_YOUR INSTRUCTIONS:_ Count the lines below that contain the word "name", and give only that number.

_DATASET EXTRACT:_
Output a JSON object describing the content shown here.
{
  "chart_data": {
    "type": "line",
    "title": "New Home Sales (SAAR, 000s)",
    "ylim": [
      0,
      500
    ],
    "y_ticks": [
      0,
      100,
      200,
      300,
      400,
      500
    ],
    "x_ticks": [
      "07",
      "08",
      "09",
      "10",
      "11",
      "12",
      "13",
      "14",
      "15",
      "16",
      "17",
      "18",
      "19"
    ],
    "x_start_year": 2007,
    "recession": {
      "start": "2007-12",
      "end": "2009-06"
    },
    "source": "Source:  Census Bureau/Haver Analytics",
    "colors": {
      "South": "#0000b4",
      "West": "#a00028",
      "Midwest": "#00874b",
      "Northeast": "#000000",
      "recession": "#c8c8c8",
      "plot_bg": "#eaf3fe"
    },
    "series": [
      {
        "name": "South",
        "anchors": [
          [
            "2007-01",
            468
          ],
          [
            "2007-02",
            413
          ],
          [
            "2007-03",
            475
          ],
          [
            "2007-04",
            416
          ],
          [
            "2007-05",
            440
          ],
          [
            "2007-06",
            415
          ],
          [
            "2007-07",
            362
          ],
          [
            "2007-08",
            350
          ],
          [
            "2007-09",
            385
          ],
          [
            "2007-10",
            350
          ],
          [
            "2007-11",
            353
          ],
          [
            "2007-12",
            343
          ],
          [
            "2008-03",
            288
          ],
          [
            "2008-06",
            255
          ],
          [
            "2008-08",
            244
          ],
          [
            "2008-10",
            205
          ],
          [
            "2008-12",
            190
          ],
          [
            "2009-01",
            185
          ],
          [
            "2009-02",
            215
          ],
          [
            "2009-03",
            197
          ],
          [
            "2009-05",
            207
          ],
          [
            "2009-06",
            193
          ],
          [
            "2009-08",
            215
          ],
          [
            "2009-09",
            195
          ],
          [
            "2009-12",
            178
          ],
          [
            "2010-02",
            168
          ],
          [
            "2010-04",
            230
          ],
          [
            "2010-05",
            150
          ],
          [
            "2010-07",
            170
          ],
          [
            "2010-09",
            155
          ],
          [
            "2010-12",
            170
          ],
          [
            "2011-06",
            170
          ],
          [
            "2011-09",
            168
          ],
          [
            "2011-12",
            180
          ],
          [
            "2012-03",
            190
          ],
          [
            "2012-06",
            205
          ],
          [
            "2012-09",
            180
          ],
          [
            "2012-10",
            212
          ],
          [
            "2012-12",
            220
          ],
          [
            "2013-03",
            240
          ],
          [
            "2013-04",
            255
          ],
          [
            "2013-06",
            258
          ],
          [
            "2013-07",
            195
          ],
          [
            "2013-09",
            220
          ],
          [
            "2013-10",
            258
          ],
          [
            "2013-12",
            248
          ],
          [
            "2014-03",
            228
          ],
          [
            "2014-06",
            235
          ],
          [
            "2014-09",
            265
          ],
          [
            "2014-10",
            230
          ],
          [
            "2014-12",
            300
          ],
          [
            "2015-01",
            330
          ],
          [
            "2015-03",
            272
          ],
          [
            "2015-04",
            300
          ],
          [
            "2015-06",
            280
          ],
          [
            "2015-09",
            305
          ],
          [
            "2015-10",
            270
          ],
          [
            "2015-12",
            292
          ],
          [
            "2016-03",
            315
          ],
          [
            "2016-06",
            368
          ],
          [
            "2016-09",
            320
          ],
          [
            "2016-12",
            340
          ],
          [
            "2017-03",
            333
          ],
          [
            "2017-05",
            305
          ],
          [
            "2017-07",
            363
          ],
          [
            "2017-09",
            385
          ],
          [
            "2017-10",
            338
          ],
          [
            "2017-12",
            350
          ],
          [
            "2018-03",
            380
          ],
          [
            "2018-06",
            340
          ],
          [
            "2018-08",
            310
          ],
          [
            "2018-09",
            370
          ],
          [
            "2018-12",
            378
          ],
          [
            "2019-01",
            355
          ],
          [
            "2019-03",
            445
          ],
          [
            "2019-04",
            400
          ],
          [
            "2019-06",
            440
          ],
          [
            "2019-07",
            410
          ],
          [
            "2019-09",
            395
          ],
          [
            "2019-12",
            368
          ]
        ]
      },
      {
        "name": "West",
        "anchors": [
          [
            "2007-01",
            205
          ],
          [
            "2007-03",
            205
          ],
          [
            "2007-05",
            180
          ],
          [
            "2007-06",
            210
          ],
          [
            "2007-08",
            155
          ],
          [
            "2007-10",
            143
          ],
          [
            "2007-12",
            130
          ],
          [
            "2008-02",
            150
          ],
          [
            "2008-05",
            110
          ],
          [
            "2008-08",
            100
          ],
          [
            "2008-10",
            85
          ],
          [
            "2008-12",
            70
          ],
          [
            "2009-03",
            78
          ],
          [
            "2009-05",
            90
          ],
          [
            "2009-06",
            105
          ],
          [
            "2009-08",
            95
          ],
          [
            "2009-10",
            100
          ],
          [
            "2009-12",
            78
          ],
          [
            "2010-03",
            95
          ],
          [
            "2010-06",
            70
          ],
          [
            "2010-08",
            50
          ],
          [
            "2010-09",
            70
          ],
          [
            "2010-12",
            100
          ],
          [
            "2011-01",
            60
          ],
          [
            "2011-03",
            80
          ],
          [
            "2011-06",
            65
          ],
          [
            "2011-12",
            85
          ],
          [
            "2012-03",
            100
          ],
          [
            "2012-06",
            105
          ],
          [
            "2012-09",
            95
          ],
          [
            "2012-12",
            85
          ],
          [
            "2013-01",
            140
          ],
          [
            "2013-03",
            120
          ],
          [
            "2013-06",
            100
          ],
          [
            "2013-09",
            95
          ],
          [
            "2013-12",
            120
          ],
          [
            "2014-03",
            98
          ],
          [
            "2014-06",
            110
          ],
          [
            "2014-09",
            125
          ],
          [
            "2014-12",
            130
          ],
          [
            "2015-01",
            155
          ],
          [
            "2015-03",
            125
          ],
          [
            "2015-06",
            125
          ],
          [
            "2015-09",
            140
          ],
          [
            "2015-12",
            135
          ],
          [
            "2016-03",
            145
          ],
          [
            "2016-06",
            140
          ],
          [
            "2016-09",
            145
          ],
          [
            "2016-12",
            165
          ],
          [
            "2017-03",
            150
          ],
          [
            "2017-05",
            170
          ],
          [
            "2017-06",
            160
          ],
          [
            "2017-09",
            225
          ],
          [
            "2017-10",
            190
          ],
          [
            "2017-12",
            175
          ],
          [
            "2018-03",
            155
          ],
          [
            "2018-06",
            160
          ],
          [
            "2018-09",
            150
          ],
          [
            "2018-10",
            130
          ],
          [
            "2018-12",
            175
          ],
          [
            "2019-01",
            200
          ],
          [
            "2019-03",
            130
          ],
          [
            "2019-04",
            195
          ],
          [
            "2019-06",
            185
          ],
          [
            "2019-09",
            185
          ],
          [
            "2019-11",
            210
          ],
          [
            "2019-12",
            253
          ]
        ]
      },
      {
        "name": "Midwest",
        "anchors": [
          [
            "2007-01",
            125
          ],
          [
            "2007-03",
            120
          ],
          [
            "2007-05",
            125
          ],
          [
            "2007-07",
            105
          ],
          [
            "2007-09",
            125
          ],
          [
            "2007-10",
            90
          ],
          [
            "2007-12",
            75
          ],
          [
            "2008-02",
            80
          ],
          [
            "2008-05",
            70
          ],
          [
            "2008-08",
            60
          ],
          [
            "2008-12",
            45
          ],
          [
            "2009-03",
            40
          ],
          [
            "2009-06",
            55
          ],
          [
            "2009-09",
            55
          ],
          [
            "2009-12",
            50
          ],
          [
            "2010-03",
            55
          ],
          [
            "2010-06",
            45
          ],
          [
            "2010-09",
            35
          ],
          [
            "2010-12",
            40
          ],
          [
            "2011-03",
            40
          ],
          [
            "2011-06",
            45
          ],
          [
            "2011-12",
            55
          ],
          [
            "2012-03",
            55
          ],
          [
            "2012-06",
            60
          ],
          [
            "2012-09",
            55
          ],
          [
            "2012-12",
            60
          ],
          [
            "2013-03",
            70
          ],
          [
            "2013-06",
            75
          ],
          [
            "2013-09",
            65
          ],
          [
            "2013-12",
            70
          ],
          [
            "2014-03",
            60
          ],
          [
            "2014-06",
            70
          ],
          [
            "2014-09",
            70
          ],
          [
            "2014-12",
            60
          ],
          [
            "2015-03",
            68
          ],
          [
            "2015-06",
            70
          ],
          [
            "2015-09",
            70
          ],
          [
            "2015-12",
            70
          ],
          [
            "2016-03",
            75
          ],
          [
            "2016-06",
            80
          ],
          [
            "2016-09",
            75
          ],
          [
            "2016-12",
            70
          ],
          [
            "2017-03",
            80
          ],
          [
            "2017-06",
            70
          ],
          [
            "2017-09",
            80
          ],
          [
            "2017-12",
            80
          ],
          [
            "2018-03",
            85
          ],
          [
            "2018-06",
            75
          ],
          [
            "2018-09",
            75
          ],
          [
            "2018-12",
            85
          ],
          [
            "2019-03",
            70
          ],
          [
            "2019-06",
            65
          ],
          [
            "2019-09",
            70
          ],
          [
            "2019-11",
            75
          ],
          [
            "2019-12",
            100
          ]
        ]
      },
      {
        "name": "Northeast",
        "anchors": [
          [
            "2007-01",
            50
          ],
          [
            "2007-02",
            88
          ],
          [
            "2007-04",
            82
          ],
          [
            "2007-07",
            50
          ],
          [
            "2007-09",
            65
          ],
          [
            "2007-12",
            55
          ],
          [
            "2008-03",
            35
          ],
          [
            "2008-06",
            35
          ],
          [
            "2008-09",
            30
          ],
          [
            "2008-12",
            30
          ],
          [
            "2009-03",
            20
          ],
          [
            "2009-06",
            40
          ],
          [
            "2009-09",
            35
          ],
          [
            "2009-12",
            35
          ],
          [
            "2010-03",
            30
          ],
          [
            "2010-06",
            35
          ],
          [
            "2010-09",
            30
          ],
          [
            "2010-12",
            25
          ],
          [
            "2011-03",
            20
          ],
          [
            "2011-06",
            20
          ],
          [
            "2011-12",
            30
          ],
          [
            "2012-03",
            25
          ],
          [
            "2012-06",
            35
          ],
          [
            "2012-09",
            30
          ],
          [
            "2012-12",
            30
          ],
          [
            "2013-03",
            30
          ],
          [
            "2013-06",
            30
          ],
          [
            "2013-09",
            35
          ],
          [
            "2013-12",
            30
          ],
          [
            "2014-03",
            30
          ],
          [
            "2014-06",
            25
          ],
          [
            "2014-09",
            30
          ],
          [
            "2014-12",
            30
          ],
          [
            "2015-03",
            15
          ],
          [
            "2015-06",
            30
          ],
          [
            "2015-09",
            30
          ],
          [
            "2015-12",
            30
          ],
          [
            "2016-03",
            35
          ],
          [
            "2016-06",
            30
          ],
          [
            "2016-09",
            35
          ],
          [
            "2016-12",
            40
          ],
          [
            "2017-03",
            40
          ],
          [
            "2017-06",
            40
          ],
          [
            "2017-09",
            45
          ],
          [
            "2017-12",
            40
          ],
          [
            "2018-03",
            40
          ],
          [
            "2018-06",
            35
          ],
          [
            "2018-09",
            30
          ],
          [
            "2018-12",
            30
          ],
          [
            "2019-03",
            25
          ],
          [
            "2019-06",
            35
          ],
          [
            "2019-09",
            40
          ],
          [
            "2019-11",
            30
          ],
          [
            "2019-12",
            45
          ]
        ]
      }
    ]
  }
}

_EXERCISE OUTPUT:_ 4